• RECORDS SUPPLIED
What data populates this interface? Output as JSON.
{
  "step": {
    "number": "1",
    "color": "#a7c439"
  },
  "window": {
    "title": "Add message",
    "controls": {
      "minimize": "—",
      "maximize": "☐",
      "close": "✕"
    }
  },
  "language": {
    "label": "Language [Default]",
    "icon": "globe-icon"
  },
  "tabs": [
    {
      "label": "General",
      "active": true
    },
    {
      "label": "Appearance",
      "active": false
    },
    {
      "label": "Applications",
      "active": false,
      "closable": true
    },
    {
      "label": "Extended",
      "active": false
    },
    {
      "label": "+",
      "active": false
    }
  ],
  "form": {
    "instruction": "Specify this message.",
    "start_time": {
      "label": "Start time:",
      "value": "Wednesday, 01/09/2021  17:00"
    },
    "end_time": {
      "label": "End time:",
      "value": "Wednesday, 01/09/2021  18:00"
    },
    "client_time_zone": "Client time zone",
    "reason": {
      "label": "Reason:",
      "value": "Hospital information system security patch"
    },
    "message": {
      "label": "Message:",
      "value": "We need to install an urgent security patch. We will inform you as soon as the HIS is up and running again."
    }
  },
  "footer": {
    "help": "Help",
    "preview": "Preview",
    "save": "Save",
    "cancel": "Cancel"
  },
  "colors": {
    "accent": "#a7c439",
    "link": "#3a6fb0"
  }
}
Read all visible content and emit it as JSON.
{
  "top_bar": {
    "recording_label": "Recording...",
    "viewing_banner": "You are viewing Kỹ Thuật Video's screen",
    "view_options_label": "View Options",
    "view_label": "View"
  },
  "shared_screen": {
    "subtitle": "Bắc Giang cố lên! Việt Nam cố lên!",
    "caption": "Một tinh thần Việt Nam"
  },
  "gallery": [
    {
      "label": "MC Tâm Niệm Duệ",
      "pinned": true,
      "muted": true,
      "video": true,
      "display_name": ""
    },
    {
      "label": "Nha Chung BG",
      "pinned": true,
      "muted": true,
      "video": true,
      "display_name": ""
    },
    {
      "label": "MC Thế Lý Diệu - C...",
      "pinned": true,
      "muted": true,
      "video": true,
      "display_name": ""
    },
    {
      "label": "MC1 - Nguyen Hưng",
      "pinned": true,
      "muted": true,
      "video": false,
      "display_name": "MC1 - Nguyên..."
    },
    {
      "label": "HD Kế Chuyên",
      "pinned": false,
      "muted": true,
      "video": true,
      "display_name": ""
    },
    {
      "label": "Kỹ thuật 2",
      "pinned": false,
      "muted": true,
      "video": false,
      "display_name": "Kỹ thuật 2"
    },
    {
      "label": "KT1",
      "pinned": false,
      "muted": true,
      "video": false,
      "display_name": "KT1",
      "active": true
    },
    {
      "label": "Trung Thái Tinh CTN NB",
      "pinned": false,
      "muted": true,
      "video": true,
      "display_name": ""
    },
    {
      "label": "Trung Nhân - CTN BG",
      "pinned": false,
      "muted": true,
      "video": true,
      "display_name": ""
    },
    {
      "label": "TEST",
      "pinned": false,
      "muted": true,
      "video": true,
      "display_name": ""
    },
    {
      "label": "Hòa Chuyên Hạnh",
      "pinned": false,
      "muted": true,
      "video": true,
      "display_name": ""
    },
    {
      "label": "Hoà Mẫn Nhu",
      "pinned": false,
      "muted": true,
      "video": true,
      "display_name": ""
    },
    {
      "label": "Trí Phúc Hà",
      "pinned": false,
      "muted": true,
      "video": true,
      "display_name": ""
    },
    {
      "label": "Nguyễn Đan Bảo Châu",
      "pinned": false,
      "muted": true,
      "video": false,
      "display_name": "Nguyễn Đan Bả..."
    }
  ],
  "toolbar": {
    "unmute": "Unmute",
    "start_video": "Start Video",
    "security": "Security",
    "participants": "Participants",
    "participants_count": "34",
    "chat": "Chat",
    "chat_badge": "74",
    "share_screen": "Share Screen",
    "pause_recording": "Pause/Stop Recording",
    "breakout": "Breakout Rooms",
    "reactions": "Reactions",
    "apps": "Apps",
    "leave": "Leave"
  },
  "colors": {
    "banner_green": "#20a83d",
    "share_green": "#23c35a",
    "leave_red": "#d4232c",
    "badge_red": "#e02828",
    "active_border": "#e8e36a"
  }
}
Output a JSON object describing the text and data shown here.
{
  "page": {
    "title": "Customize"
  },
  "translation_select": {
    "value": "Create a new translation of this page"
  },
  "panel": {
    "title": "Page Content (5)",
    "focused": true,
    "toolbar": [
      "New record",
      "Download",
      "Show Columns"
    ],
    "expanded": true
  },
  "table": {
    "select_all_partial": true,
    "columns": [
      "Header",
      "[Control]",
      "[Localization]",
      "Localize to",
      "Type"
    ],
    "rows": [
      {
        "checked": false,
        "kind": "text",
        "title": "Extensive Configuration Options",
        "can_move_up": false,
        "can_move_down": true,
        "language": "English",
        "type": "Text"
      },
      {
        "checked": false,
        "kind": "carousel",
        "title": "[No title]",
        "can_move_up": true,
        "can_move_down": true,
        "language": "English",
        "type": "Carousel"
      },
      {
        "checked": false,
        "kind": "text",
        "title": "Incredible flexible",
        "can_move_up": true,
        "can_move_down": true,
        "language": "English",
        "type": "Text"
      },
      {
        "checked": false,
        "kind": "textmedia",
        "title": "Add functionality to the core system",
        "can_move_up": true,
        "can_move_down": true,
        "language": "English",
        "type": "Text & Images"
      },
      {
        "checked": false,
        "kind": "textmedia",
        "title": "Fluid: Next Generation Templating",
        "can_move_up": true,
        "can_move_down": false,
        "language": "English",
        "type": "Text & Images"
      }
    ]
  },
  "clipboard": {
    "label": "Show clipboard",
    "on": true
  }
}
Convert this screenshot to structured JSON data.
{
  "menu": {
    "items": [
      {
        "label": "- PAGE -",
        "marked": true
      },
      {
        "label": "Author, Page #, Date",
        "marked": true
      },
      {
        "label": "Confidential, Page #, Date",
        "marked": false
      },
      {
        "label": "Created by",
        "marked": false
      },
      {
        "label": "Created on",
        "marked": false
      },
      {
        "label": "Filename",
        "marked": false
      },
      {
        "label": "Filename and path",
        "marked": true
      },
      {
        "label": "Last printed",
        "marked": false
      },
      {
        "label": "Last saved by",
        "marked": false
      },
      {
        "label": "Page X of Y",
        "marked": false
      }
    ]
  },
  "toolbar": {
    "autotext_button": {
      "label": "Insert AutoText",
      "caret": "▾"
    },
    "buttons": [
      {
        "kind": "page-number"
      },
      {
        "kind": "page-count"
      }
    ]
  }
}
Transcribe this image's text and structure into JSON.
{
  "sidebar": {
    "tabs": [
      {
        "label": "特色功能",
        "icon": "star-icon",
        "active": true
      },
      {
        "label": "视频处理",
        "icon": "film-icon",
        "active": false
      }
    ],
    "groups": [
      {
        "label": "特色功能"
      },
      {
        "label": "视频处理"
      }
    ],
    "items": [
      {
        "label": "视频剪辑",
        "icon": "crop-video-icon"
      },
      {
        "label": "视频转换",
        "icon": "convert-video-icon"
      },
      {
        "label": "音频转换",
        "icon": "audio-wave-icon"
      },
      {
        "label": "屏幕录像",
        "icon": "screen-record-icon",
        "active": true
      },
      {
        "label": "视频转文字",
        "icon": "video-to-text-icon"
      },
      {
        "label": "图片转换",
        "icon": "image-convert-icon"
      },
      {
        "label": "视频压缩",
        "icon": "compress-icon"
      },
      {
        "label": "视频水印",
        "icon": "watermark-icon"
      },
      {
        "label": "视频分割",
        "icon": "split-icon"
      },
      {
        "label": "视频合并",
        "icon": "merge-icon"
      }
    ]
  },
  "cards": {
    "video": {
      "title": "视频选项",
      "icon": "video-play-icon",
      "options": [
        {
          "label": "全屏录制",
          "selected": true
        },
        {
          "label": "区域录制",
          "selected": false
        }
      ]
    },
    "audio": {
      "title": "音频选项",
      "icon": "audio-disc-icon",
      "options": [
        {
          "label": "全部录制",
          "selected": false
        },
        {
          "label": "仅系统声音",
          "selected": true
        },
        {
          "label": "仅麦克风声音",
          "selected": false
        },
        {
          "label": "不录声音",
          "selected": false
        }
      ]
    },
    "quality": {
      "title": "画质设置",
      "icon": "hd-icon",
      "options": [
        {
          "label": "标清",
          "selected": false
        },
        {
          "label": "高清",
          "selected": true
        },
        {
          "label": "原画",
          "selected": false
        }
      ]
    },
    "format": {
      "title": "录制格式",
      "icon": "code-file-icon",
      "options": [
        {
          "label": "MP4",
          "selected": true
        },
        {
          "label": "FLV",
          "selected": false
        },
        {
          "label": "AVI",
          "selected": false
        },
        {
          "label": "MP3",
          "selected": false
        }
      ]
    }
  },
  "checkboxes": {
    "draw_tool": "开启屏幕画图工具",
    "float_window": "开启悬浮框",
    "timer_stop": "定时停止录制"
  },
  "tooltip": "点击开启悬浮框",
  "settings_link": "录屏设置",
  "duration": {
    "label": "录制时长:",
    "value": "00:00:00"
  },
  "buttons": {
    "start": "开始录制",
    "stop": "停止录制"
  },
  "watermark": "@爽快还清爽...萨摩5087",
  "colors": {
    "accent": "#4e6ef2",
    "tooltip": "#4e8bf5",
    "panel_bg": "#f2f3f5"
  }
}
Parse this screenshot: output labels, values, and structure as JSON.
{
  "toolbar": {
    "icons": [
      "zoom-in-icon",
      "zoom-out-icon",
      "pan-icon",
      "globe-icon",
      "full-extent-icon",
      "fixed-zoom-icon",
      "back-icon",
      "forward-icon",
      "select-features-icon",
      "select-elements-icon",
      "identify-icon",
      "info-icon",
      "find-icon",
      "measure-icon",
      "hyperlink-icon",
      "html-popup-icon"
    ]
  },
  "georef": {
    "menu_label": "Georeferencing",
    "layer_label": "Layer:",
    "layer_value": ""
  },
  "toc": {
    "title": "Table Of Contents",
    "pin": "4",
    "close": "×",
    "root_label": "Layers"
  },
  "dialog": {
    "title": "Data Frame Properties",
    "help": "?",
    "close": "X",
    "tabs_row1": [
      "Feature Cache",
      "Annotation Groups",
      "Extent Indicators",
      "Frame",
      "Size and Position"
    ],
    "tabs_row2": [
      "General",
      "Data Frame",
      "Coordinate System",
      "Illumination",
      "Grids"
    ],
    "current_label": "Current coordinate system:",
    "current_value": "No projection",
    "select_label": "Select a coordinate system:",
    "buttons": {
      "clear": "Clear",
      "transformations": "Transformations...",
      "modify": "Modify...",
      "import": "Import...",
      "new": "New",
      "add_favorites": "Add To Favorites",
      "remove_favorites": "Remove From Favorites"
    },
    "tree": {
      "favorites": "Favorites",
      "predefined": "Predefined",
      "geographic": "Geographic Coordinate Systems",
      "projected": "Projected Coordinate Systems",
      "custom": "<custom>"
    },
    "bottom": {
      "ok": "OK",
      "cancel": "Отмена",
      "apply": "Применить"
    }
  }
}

• SHORT TASK
Output exactly the lines above, from the one holding "Parse this screenshot: output" through the end of the data, including the first and last.

• THE SOLUTION
Parse this screenshot: output labels, values, and structure as JSON.
{
  "toolbar": {
    "icons": [
      "zoom-in-icon",
      "zoom-out-icon",
      "pan-icon",
      "globe-icon",
      "full-extent-icon",
      "fixed-zoom-icon",
      "back-icon",
      "forward-icon",
      "select-features-icon",
      "select-elements-icon",
      "identify-icon",
      "info-icon",
      "find-icon",
      "measure-icon",
      "hyperlink-icon",
      "html-popup-icon"
    ]
  },
  "georef": {
    "menu_label": "Georeferencing",
    "layer_label": "Layer:",
    "layer_value": ""
  },
  "toc": {
    "title": "Table Of Contents",
    "pin": "4",
    "close": "×",
    "root_label": "Layers"
  },
  "dialog": {
    "title": "Data Frame Properties",
    "help": "?",
    "close": "X",
    "tabs_row1": [
      "Feature Cache",
      "Annotation Groups",
      "Extent Indicators",
      "Frame",
      "Size and Position"
    ],
    "tabs_row2": [
      "General",
      "Data Frame",
      "Coordinate System",
      "Illumination",
      "Grids"
    ],
    "current_label": "Current coordinate system:",
    "current_value": "No projection",
    "select_label": "Select a coordinate system:",
    "buttons": {
      "clear": "Clear",
      "transformations": "Transformations...",
      "modify": "Modify...",
      "import": "Import...",
      "new": "New",
      "add_favorites": "Add To Favorites",
      "remove_favorites": "Remove From Favorites"
    },
    "tree": {
      "favorites": "Favorites",
      "predefined": "Predefined",
      "geographic": "Geographic Coordinate Systems",
      "projected": "Projected Coordinate Systems",
      "custom": "<custom>"
    },
    "bottom": {
      "ok": "OK",
      "cancel": "Отмена",
      "apply": "Применить"
    }
  }
}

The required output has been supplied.